**Input data**
_ _ _ _ _ _ _

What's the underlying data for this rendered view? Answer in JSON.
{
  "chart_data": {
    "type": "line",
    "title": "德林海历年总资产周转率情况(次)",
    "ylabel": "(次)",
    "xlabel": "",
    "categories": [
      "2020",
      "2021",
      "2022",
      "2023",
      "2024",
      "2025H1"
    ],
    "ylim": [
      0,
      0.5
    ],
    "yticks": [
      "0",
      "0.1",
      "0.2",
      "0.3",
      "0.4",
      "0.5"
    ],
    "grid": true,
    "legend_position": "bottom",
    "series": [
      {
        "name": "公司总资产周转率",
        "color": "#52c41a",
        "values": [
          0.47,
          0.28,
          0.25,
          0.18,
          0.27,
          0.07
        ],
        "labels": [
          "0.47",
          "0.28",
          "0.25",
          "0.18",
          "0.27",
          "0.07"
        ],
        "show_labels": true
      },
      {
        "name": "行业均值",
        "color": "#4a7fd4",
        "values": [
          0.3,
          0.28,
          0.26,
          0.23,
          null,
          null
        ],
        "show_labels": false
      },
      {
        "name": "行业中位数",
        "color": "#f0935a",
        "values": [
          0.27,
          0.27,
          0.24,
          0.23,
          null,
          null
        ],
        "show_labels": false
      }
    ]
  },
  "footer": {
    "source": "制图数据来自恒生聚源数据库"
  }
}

_ _ _ _ _ _ _

**What the exercise asks**
In the entries above, count each line with "color"; reply with the total only.

**Result**
3